[Records from a collection]

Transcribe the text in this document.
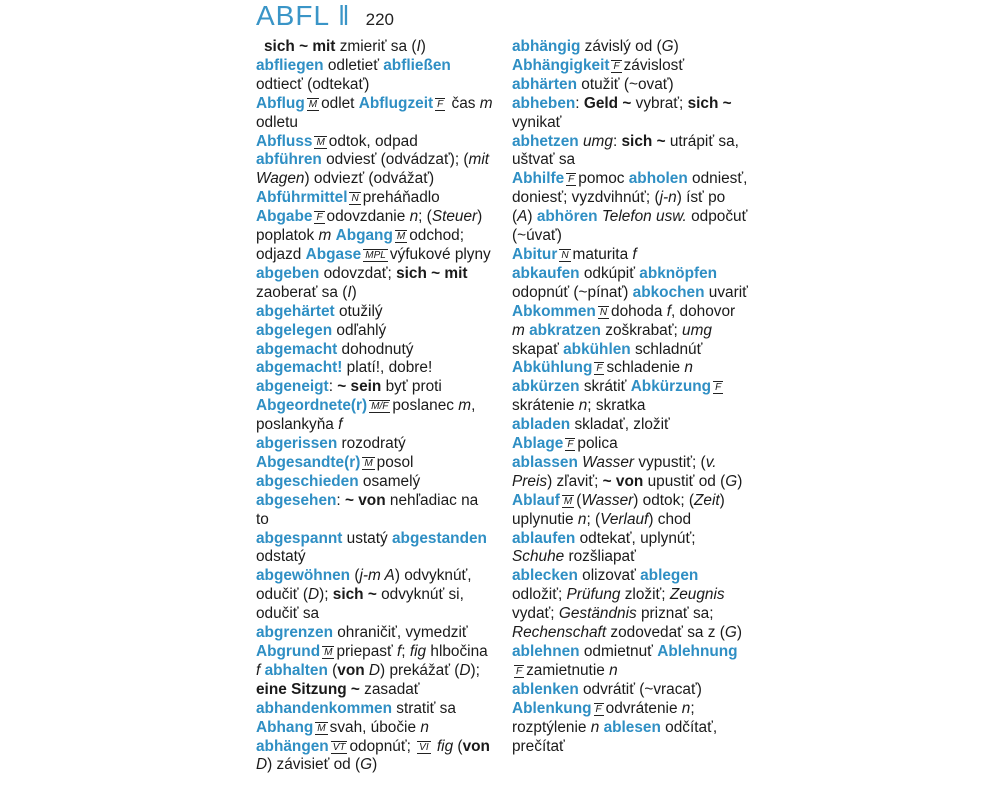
ABFL ‖ 220
sich ~ mit zmieriť sa (I)
abfliegen odletieť abfließen odtiecť (odtekať)
Abflug M odlet Abflugzeit F čas m odletu
Abfluss M odtok, odpad
abführen odviesť (odvádzať); (mit Wagen) odviezť (odvážať) Abführmittel N preháňadlo
Abgabe F odovzdanie n; (Steuer) poplatok m Abgang M odchod; odjazd Abgase MPL výfukové plyny abgeben odovzdať; sich ~ mit zaoberať sa (I)
abgehärtet otužilý
abgelegen odľahlý
abgemacht dohodnutý abgemacht! platí!, dobre!
abgeneigt: ~ sein byť proti
Abgeordnete(r) M/F poslanec m, poslankyňa f
abgerissen rozodratý Abgesandte(r) M posol abgeschieden osamelý
abgesehen: ~ von nehľadiac na to
abgespannt ustatý abgestanden odstatý
abgewöhnen (j-m A) odvyknúť, odučiť (D); sich ~ odvyknúť si, odučiť sa
abgrenzen ohraničiť, vymedziť Abgrund M priepasť f; fig hlbočina f abhalten (von D) prekážať (D); eine Sitzung ~ zasadať
abhandenkommen stratiť sa
Abhang M svah, úbočie n
abhängen VT odopnúť; VI fig (von D) závisieť od (G)
abhängig závislý od (G) Abhängigkeit F závislosť
abhärten otužiť (~ovať)
abheben: Geld ~ vybrať; sich ~ vynikať
abhetzen umg: sich ~ utrápiť sa, uštvať sa
Abhilfe F pomoc abholen odniesť, doniesť; vyzdvihnúť; (j-n) ísť po (A) abhören Telefon usw. odpočuť (~úvať)
Abitur N maturita f
abkaufen odkúpiť abknöpfen odopnúť (~pínať) abkochen uvariť Abkommen N dohoda f, dohovor m abkratzen zoškrabať; umg skapať abkühlen schladnúť Abkühlung F schladenie n
abkürzen skrátiť Abkürzung Fskrátenie n; skratka
abladen skladať, zložiť
Ablage F polica
ablassen Wasser vypustiť; (v. Preis) zľaviť; ~ von upustiť od (G)
Ablauf M (Wasser) odtok; (Zeit) uplynutie n; (Verlauf) chod ablaufen odtekať, uplynúť; Schuhe rozšliapať
ablecken olizovať ablegen odložiť; Prüfung zložiť; Zeugnis vydať; Geständnis priznať sa; Rechenschaft zodovedať sa z (G) ablehnen odmietnuť AblehnungF zamietnutie n
ablenken odvrátiť (~vracať) Ablenkung F odvrátenie n; rozptýlenie n ablesen odčítať, prečítať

• [Task description]:
Write out all the entries word for word, but skip any images.

• [Exercise solution]:
Transcribe the text in this document.
ABFL ‖ 220
sich ~ mit zmieriť sa (I)
abfliegen odletieť abfließen odtiecť (odtekať)
Abflug M odlet Abflugzeit F čas m odletu
Abfluss M odtok, odpad
abführen odviesť (odvádzať); (mit Wagen) odviezť (odvážať) Abführmittel N preháňadlo
Abgabe F odovzdanie n; (Steuer) poplatok m Abgang M odchod; odjazd Abgase MPL výfukové plyny abgeben odovzdať; sich ~ mit zaoberať sa (I)
abgehärtet otužilý
abgelegen odľahlý
abgemacht dohodnutý abgemacht! platí!, dobre!
abgeneigt: ~ sein byť proti
Abgeordnete(r) M/F poslanec m, poslankyňa f
abgerissen rozodratý Abgesandte(r) M posol abgeschieden osamelý
abgesehen: ~ von nehľadiac na to
abgespannt ustatý abgestanden odstatý
abgewöhnen (j-m A) odvyknúť, odučiť (D); sich ~ odvyknúť si, odučiť sa
abgrenzen ohraničiť, vymedziť Abgrund M priepasť f; fig hlbočina f abhalten (von D) prekážať (D); eine Sitzung ~ zasadať
abhandenkommen stratiť sa
Abhang M svah, úbočie n
abhängen VT odopnúť; VI fig (von D) závisieť od (G)
abhängig závislý od (G) Abhängigkeit F závislosť
abhärten otužiť (~ovať)
abheben: Geld ~ vybrať; sich ~ vynikať
abhetzen umg: sich ~ utrápiť sa, uštvať sa
Abhilfe F pomoc abholen odniesť, doniesť; vyzdvihnúť; (j-n) ísť po (A) abhören Telefon usw. odpočuť (~úvať)
Abitur N maturita f
abkaufen odkúpiť abknöpfen odopnúť (~pínať) abkochen uvariť Abkommen N dohoda f, dohovor m abkratzen zoškrabať; umg skapať abkühlen schladnúť Abkühlung F schladenie n
abkürzen skrátiť Abkürzung Fskrátenie n; skratka
abladen skladať, zložiť
Ablage F polica
ablassen Wasser vypustiť; (v. Preis) zľaviť; ~ von upustiť od (G)
Ablauf M (Wasser) odtok; (Zeit) uplynutie n; (Verlauf) chod ablaufen odtekať, uplynúť; Schuhe rozšliapať
ablecken olizovať ablegen odložiť; Prüfung zložiť; Zeugnis vydať; Geständnis priznať sa; Rechenschaft zodovedať sa z (G) ablehnen odmietnuť AblehnungF zamietnutie n
ablenken odvrátiť (~vracať) Ablenkung F odvrátenie n; rozptýlenie n ablesen odčítať, prečítať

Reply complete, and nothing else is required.